In this exercise, reproduce all the entries that follow exactly.

**Records for the task**
==*==
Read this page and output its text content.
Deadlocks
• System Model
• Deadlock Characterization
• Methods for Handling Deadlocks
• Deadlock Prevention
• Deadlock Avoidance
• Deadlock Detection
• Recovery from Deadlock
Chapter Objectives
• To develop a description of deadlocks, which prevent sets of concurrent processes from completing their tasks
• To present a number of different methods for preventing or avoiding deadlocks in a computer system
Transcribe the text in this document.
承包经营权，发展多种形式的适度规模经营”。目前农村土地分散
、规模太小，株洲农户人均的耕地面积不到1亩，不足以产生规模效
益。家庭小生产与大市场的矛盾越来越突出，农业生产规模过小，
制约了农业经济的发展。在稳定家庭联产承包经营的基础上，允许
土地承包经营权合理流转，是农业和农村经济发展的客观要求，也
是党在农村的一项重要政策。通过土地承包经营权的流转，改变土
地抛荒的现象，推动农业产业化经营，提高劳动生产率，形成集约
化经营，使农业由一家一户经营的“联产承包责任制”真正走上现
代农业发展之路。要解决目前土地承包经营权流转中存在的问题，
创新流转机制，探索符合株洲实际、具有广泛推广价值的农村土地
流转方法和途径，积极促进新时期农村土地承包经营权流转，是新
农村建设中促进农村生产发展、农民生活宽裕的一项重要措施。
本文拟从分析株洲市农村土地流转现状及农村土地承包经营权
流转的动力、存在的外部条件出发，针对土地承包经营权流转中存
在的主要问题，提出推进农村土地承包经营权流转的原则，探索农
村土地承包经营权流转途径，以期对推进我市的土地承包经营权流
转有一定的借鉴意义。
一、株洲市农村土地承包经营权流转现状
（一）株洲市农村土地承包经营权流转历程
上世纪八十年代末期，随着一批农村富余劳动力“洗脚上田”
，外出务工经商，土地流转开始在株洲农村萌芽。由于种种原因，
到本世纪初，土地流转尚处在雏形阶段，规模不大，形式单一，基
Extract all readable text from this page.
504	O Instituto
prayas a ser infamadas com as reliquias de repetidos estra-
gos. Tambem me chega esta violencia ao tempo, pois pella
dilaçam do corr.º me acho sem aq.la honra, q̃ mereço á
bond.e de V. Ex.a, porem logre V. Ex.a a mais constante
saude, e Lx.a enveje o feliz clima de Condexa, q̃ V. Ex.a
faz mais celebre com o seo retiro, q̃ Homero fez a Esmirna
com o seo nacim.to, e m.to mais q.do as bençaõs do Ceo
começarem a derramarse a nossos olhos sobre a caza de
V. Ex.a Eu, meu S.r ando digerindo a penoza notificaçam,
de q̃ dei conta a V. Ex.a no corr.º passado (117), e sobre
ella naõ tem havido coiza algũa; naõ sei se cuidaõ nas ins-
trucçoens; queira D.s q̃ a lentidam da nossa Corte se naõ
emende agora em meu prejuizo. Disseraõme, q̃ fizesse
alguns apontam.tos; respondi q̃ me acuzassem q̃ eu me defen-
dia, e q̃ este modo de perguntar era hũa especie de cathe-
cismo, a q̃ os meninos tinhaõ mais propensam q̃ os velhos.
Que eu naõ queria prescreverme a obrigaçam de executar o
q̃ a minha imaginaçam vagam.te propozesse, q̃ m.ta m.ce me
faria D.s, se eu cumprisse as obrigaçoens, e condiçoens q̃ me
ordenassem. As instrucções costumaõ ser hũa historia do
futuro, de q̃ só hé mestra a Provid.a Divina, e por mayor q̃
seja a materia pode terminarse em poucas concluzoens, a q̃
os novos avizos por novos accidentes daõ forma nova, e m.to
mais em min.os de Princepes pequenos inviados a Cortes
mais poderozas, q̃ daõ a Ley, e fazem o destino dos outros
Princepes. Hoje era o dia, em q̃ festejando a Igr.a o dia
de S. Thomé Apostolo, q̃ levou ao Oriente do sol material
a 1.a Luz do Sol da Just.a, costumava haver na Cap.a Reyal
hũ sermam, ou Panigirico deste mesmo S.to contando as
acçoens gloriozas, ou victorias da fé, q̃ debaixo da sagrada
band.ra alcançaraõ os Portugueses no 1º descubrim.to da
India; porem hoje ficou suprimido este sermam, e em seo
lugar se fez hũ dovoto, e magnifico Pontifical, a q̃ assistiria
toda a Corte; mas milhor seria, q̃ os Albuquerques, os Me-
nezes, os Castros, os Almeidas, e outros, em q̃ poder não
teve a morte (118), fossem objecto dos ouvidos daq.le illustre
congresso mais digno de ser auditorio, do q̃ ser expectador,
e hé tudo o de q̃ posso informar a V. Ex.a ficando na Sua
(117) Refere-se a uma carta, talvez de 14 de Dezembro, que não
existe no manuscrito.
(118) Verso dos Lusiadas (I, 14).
==*==
**Output of the exercise**
Read this page and output its text content.
Deadlocks
• System Model
• Deadlock Characterization
• Methods for Handling Deadlocks
• Deadlock Prevention
• Deadlock Avoidance
• Deadlock Detection
• Recovery from Deadlock
Chapter Objectives
• To develop a description of deadlocks, which prevent sets of concurrent processes from completing their tasks
• To present a number of different methods for preventing or avoiding deadlocks in a computer system
Transcribe the text in this document.
承包经营权，发展多种形式的适度规模经营”。目前农村土地分散
、规模太小，株洲农户人均的耕地面积不到1亩，不足以产生规模效
益。家庭小生产与大市场的矛盾越来越突出，农业生产规模过小，
制约了农业经济的发展。在稳定家庭联产承包经营的基础上，允许
土地承包经营权合理流转，是农业和农村经济发展的客观要求，也
是党在农村的一项重要政策。通过土地承包经营权的流转，改变土
地抛荒的现象，推动农业产业化经营，提高劳动生产率，形成集约
化经营，使农业由一家一户经营的“联产承包责任制”真正走上现
代农业发展之路。要解决目前土地承包经营权流转中存在的问题，
创新流转机制，探索符合株洲实际、具有广泛推广价值的农村土地
流转方法和途径，积极促进新时期农村土地承包经营权流转，是新
农村建设中促进农村生产发展、农民生活宽裕的一项重要措施。
本文拟从分析株洲市农村土地流转现状及农村土地承包经营权
流转的动力、存在的外部条件出发，针对土地承包经营权流转中存
在的主要问题，提出推进农村土地承包经营权流转的原则，探索农
村土地承包经营权流转途径，以期对推进我市的土地承包经营权流
转有一定的借鉴意义。
一、株洲市农村土地承包经营权流转现状
（一）株洲市农村土地承包经营权流转历程
上世纪八十年代末期，随着一批农村富余劳动力“洗脚上田”
，外出务工经商，土地流转开始在株洲农村萌芽。由于种种原因，
到本世纪初，土地流转尚处在雏形阶段，规模不大，形式单一，基
Extract all readable text from this page.
504	O Instituto
prayas a ser infamadas com as reliquias de repetidos estra-
gos. Tambem me chega esta violencia ao tempo, pois pella
dilaçam do corr.º me acho sem aq.la honra, q̃ mereço á
bond.e de V. Ex.a, porem logre V. Ex.a a mais constante
saude, e Lx.a enveje o feliz clima de Condexa, q̃ V. Ex.a
faz mais celebre com o seo retiro, q̃ Homero fez a Esmirna
com o seo nacim.to, e m.to mais q.do as bençaõs do Ceo
começarem a derramarse a nossos olhos sobre a caza de
V. Ex.a Eu, meu S.r ando digerindo a penoza notificaçam,
de q̃ dei conta a V. Ex.a no corr.º passado (117), e sobre
ella naõ tem havido coiza algũa; naõ sei se cuidaõ nas ins-
trucçoens; queira D.s q̃ a lentidam da nossa Corte se naõ
emende agora em meu prejuizo. Disseraõme, q̃ fizesse
alguns apontam.tos; respondi q̃ me acuzassem q̃ eu me defen-
dia, e q̃ este modo de perguntar era hũa especie de cathe-
cismo, a q̃ os meninos tinhaõ mais propensam q̃ os velhos.
Que eu naõ queria prescreverme a obrigaçam de executar o
q̃ a minha imaginaçam vagam.te propozesse, q̃ m.ta m.ce me
faria D.s, se eu cumprisse as obrigaçoens, e condiçoens q̃ me
ordenassem. As instrucções costumaõ ser hũa historia do
futuro, de q̃ só hé mestra a Provid.a Divina, e por mayor q̃
seja a materia pode terminarse em poucas concluzoens, a q̃
os novos avizos por novos accidentes daõ forma nova, e m.to
mais em min.os de Princepes pequenos inviados a Cortes
mais poderozas, q̃ daõ a Ley, e fazem o destino dos outros
Princepes. Hoje era o dia, em q̃ festejando a Igr.a o dia
de S. Thomé Apostolo, q̃ levou ao Oriente do sol material
a 1.a Luz do Sol da Just.a, costumava haver na Cap.a Reyal
hũ sermam, ou Panigirico deste mesmo S.to contando as
acçoens gloriozas, ou victorias da fé, q̃ debaixo da sagrada
band.ra alcançaraõ os Portugueses no 1º descubrim.to da
India; porem hoje ficou suprimido este sermam, e em seo
lugar se fez hũ dovoto, e magnifico Pontifical, a q̃ assistiria
toda a Corte; mas milhor seria, q̃ os Albuquerques, os Me-
nezes, os Castros, os Almeidas, e outros, em q̃ poder não
teve a morte (118), fossem objecto dos ouvidos daq.le illustre
congresso mais digno de ser auditorio, do q̃ ser expectador,
e hé tudo o de q̃ posso informar a V. Ex.a ficando na Sua
(117) Refere-se a uma carta, talvez de 14 de Dezembro, que não
existe no manuscrito.
(118) Verso dos Lusiadas (I, 14).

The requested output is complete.